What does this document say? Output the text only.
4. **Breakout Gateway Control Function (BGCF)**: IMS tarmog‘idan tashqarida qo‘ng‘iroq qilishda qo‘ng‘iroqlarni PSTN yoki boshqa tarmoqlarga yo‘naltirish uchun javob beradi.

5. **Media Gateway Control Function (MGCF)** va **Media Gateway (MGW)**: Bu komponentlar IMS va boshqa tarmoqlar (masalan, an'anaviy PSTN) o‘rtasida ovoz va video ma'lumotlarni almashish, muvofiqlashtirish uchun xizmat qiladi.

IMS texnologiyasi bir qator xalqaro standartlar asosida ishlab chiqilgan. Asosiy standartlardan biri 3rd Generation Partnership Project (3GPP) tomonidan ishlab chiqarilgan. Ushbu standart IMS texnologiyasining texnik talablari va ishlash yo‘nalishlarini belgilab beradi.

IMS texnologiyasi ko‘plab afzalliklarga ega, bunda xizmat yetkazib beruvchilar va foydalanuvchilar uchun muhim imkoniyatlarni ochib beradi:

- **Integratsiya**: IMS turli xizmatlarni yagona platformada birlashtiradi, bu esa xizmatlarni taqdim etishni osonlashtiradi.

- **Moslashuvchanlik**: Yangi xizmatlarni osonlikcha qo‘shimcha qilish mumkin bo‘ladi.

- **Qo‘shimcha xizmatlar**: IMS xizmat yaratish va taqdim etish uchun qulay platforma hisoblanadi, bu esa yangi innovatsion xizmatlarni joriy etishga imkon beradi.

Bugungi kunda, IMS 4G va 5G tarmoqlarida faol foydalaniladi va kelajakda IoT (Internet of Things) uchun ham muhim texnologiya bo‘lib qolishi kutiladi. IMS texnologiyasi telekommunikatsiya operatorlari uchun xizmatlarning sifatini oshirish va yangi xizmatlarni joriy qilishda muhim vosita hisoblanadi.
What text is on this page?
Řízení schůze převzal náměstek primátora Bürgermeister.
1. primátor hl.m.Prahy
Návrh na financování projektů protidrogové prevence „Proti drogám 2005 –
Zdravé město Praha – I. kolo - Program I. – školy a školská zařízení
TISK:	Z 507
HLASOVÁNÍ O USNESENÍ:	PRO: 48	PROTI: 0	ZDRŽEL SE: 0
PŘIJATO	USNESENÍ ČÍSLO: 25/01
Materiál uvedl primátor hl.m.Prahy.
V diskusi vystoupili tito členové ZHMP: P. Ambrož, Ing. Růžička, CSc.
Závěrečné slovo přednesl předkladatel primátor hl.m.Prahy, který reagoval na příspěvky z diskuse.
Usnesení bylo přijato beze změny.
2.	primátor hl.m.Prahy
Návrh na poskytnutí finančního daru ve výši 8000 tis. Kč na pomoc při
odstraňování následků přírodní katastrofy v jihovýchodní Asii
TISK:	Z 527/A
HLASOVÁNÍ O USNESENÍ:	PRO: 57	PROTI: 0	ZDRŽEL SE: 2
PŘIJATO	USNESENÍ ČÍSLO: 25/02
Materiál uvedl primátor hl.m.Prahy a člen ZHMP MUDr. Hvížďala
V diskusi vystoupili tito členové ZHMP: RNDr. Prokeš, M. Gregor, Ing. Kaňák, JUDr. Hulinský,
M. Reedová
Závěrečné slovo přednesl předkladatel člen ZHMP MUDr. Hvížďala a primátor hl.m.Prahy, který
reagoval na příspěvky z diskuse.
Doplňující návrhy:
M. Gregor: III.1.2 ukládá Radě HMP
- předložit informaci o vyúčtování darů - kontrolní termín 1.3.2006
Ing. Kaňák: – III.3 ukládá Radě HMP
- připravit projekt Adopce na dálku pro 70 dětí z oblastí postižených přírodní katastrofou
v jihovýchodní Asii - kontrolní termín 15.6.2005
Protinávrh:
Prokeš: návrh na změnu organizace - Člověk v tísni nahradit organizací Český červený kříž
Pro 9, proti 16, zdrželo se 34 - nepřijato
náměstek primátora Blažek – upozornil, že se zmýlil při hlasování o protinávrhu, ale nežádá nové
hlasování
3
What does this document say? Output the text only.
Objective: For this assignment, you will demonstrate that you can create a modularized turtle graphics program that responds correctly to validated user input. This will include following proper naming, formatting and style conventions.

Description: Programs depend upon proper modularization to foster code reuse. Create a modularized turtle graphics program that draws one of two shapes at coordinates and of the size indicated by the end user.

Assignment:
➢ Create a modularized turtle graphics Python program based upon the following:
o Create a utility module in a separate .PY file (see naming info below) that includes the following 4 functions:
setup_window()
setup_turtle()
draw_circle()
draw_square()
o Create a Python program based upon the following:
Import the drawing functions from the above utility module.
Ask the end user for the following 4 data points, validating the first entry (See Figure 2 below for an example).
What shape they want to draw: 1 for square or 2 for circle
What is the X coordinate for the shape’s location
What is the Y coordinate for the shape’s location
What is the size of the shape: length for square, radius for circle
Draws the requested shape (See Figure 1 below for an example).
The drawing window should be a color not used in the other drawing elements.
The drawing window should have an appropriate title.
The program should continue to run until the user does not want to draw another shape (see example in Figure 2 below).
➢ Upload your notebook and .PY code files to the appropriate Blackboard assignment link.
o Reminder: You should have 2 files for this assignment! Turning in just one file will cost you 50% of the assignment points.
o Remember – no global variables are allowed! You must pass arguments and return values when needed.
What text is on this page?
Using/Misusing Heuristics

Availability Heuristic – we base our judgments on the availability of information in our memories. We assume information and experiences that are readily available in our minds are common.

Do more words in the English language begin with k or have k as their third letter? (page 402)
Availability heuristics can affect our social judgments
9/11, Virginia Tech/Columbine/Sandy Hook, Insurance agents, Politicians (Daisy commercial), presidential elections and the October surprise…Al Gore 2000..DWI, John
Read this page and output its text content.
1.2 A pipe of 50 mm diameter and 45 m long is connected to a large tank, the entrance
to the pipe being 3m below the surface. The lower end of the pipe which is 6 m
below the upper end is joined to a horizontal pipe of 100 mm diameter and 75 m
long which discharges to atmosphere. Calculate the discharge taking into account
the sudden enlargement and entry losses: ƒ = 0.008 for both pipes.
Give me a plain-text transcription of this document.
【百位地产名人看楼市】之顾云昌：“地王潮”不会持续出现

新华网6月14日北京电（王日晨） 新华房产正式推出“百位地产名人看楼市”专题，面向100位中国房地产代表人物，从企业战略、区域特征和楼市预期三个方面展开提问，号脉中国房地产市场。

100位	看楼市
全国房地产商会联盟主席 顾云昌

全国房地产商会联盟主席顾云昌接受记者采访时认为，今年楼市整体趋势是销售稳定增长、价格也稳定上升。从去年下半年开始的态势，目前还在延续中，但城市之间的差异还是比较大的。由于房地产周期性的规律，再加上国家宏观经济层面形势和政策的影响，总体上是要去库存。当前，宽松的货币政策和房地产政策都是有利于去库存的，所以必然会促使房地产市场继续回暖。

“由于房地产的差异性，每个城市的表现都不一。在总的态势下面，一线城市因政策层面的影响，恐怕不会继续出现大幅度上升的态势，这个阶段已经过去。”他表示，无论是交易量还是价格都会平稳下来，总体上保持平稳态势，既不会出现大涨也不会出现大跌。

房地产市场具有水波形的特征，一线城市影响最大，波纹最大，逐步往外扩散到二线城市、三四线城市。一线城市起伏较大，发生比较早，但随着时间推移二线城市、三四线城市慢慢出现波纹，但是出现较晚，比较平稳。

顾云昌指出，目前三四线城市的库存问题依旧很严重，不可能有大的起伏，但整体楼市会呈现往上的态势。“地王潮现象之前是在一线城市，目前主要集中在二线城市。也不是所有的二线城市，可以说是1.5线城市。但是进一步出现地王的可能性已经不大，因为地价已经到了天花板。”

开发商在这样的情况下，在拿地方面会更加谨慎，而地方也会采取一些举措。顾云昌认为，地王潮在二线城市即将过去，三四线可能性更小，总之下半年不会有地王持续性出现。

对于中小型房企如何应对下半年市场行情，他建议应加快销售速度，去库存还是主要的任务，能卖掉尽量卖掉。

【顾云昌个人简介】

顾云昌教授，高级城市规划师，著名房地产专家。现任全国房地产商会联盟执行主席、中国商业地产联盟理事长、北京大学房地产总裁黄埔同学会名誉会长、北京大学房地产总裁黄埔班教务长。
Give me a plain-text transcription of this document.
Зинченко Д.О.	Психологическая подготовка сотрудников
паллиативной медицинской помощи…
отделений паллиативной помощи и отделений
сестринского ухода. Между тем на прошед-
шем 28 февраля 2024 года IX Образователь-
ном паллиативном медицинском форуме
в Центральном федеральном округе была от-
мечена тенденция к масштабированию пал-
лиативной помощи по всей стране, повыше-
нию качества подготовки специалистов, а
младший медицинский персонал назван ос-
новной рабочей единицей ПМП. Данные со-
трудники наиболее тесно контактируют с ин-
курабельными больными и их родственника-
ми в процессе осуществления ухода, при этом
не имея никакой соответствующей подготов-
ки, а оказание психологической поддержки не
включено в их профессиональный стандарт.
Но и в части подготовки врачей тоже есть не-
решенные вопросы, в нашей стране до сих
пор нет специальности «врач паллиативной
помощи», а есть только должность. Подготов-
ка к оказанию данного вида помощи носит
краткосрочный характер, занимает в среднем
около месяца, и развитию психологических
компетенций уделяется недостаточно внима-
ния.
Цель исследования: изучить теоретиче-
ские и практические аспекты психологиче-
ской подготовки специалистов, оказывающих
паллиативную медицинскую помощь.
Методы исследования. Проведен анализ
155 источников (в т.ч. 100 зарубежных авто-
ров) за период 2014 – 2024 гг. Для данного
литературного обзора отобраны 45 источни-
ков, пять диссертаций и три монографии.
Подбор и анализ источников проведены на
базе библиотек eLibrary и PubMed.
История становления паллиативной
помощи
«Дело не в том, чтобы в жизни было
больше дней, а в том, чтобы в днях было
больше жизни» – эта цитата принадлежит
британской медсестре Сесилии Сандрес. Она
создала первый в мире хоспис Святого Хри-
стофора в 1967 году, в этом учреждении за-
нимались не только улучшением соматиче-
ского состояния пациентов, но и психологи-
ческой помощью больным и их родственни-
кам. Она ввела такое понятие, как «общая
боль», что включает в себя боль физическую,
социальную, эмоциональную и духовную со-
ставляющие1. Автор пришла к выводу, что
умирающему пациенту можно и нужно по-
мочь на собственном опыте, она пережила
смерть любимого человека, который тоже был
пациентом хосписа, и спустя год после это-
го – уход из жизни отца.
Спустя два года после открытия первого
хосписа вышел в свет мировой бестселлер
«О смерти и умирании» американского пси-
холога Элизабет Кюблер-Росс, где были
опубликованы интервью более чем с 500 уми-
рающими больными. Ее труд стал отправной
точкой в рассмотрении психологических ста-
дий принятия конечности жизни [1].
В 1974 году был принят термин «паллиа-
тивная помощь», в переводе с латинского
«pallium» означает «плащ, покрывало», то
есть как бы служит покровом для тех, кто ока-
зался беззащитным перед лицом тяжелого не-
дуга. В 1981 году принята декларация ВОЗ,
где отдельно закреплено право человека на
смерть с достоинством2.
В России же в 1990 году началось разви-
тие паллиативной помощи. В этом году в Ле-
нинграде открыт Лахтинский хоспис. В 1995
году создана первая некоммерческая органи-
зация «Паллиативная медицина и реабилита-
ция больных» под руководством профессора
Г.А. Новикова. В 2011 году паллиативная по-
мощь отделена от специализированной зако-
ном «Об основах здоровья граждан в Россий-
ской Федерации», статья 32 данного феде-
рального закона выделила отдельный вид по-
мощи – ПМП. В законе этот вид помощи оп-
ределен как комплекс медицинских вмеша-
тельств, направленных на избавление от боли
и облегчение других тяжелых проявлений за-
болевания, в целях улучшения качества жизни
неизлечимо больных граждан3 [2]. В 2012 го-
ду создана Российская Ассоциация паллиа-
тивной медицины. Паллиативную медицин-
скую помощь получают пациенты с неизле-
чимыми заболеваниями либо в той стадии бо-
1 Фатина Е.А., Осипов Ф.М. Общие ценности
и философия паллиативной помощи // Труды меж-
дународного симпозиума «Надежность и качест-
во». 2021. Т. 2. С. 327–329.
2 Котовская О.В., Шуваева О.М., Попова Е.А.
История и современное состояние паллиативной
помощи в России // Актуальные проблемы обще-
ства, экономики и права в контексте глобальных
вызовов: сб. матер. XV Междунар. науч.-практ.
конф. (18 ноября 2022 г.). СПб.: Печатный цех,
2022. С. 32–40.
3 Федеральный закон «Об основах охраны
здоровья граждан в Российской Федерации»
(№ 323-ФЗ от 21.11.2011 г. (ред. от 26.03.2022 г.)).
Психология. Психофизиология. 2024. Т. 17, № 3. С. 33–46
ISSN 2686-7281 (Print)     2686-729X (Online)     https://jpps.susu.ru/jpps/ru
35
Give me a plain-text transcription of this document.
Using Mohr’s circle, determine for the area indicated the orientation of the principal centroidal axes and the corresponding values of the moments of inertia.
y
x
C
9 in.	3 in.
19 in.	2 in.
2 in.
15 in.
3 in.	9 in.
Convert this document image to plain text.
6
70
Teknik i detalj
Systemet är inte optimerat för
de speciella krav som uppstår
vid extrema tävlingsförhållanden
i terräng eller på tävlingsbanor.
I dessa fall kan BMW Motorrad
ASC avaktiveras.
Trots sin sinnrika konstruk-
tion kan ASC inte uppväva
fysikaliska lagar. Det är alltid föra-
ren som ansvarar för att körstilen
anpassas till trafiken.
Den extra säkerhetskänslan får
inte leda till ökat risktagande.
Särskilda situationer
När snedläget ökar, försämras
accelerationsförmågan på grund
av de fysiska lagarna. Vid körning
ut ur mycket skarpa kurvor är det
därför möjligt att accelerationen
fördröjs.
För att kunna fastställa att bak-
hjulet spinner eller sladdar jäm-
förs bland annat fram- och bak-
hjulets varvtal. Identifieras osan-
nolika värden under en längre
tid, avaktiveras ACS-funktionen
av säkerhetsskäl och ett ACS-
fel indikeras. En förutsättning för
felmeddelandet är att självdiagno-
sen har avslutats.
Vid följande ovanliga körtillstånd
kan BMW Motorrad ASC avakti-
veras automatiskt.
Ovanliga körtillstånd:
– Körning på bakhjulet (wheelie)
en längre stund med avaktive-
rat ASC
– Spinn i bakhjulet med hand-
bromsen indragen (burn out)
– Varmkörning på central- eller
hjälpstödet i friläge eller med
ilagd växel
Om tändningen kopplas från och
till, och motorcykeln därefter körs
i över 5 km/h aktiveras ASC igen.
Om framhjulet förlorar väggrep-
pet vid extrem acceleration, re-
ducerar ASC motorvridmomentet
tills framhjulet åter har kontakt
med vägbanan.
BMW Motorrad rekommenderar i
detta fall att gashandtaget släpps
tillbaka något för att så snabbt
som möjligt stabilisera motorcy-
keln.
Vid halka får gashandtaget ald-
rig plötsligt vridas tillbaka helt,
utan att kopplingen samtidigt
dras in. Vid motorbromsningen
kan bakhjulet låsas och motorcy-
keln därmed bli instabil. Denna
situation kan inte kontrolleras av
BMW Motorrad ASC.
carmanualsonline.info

----------------------------------------

In the entries above, find each line with the word "long" and show it.

1.2 A pipe of 50 mm diameter and 45 m long is connected to a large tank, the entrance
long which discharges to atmosphere. Calculate the discharge taking into account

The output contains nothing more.